EXERCISE DESCRIPTION
Of the lines in the records that follow, how many include the word "Frequency"? Answer with a bare number.

Records from a dataset

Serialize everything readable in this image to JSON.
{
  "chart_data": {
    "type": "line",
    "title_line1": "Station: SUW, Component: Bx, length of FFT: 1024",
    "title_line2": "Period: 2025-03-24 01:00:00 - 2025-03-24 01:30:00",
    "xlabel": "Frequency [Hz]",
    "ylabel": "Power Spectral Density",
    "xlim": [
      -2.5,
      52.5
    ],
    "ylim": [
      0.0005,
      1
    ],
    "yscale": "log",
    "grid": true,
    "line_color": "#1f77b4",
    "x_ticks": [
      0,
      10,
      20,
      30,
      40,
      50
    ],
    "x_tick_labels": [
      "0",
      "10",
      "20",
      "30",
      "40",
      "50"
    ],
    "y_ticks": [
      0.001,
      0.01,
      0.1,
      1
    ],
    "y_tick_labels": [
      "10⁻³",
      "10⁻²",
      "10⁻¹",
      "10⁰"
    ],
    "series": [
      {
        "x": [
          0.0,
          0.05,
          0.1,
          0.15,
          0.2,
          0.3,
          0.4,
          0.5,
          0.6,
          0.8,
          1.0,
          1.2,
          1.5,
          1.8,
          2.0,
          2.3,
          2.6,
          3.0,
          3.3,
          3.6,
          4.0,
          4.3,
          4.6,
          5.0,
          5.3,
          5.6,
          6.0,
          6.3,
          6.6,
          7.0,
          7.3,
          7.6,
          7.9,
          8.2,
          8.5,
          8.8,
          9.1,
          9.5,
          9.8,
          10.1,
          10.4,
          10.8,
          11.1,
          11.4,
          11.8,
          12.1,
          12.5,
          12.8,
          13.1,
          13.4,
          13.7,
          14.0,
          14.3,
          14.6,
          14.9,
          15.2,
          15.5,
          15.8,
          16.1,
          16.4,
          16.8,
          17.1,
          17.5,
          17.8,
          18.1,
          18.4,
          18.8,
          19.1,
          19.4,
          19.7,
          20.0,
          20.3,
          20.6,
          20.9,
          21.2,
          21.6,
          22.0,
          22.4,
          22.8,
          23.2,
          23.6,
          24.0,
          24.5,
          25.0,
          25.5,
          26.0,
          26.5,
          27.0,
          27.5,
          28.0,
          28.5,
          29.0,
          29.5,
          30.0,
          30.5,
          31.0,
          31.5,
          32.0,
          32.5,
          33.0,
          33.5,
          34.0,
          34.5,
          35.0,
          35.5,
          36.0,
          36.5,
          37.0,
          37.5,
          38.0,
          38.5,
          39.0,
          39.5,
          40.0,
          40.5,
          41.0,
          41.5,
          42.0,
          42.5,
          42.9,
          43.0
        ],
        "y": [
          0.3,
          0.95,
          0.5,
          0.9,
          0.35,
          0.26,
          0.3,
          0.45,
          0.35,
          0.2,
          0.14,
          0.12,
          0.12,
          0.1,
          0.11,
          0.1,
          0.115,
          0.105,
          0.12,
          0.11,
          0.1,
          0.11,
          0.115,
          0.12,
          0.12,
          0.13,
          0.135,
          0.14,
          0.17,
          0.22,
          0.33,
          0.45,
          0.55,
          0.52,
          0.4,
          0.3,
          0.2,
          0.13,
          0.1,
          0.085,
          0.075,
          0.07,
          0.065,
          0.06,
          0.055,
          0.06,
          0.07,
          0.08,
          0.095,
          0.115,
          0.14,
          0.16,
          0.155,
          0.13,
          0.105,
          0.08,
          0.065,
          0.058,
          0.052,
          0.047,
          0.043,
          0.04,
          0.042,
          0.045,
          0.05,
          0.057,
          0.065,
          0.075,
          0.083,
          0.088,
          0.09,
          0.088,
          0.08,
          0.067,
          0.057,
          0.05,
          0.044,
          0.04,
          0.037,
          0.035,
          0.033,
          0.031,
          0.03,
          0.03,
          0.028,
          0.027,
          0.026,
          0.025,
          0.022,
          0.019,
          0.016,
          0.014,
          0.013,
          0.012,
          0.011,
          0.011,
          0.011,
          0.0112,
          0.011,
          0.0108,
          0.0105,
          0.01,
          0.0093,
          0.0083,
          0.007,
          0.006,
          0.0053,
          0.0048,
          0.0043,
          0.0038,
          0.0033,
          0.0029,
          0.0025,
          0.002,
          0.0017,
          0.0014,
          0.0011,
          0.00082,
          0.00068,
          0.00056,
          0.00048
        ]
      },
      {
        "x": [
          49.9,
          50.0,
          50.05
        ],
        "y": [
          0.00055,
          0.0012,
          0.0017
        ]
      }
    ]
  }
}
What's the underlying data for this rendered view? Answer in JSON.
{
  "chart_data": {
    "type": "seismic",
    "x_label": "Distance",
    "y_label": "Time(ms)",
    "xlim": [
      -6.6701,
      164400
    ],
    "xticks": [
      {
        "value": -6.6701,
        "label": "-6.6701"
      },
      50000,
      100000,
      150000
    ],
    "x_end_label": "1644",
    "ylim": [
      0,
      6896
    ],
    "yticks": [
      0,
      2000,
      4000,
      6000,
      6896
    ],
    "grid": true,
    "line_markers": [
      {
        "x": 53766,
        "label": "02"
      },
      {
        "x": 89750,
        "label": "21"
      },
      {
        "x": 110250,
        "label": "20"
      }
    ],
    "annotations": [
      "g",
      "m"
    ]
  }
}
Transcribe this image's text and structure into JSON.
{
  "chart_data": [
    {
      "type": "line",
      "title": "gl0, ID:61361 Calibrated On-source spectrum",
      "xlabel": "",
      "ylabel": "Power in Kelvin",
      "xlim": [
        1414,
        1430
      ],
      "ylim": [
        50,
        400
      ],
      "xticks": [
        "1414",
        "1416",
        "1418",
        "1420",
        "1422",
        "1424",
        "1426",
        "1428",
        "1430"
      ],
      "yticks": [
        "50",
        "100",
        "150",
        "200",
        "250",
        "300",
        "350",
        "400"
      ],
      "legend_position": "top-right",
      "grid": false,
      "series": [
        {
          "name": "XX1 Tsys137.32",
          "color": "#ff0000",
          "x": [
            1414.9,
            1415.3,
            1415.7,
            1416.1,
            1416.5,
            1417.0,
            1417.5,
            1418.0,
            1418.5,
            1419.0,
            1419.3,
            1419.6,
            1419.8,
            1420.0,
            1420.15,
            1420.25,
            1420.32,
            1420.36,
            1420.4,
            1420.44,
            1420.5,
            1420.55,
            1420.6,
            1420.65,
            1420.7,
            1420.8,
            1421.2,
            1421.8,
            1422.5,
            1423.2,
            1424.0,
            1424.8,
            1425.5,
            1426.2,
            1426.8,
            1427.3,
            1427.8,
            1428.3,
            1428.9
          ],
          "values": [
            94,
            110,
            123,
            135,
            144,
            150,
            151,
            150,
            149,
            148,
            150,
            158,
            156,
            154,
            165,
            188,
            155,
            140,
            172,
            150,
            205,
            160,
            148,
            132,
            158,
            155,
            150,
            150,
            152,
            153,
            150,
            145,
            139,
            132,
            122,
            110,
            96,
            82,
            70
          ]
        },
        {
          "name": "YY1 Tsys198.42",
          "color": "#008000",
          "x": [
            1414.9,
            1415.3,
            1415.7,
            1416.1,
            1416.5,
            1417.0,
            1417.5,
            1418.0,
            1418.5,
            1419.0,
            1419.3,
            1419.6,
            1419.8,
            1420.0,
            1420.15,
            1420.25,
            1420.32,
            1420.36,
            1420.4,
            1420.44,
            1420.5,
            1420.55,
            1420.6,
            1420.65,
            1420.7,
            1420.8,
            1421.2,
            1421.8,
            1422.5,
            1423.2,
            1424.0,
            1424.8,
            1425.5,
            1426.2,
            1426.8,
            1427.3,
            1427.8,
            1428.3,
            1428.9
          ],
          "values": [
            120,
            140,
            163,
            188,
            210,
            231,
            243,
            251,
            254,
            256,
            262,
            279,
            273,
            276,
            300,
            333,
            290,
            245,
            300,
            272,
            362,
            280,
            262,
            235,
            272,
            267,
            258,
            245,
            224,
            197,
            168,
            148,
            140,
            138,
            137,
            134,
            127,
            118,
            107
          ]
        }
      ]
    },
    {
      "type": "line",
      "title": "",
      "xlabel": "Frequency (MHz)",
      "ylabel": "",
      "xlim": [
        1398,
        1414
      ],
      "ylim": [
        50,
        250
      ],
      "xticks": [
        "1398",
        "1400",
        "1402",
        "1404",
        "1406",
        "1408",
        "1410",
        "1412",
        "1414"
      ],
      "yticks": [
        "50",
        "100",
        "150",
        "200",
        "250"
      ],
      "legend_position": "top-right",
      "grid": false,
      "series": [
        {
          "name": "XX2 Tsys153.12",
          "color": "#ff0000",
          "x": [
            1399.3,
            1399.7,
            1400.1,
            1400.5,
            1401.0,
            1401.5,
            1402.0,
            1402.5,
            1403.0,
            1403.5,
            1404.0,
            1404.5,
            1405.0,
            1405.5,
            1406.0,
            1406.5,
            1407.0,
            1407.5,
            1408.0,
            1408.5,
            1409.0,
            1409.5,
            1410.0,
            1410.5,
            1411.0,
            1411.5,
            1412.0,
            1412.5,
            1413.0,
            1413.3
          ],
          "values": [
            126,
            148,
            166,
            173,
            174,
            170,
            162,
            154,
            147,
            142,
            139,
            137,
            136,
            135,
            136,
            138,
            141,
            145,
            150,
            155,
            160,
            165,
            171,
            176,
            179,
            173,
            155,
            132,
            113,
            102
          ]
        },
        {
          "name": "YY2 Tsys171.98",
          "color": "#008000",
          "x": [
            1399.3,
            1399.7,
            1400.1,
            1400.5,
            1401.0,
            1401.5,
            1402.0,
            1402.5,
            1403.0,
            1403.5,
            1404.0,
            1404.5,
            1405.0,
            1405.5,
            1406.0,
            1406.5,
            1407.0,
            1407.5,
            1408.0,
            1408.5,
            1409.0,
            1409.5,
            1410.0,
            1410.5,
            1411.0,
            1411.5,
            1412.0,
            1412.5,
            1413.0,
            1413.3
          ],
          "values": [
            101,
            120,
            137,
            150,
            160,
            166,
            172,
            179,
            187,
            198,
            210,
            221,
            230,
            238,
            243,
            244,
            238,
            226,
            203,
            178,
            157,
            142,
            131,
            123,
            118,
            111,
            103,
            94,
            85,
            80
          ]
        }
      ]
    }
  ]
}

ANSWER BELOW
2